--- Begin SUPPLIED ENTRIES ---
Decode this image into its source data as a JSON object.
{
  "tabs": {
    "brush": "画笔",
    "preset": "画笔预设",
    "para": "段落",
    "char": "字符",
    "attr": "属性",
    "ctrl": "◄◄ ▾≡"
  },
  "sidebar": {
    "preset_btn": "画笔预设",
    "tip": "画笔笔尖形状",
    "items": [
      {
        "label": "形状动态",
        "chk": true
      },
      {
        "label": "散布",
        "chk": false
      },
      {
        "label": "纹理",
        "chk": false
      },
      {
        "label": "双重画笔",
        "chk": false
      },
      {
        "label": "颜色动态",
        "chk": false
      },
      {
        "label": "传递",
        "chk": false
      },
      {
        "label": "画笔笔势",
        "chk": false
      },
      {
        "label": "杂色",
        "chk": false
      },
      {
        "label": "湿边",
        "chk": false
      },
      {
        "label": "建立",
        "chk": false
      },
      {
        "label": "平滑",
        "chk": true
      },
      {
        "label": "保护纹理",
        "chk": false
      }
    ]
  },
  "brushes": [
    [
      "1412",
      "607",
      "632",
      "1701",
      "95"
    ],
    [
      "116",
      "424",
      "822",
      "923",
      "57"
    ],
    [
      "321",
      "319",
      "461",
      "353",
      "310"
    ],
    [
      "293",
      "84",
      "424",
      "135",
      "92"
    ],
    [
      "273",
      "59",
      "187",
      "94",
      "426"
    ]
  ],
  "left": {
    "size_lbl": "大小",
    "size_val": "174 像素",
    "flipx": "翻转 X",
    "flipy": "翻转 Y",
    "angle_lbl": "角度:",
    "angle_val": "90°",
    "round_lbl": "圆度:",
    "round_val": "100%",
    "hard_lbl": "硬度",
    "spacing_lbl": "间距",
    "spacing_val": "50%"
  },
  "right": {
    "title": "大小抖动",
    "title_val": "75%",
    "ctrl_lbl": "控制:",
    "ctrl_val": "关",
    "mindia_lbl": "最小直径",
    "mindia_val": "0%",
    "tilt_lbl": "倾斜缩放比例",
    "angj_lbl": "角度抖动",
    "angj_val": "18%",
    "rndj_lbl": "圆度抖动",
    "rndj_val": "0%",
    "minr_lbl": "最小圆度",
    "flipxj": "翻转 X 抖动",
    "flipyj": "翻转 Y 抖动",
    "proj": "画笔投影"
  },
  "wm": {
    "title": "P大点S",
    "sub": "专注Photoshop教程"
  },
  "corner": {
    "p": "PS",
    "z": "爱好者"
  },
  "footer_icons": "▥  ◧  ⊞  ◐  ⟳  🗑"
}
--- End SUPPLIED ENTRIES ---
- [PROBLEM DETAILS] Return each full line of the entries that contains the word "label".

- [RESULT OF THE TASK]
        "label": "形状动态",
        "label": "散布",
        "label": "纹理",
        "label": "双重画笔",
        "label": "颜色动态",
        "label": "传递",
        "label": "画笔笔势",
        "label": "杂色",
        "label": "湿边",
        "label": "建立",
        "label": "平滑",
        "label": "保护纹理",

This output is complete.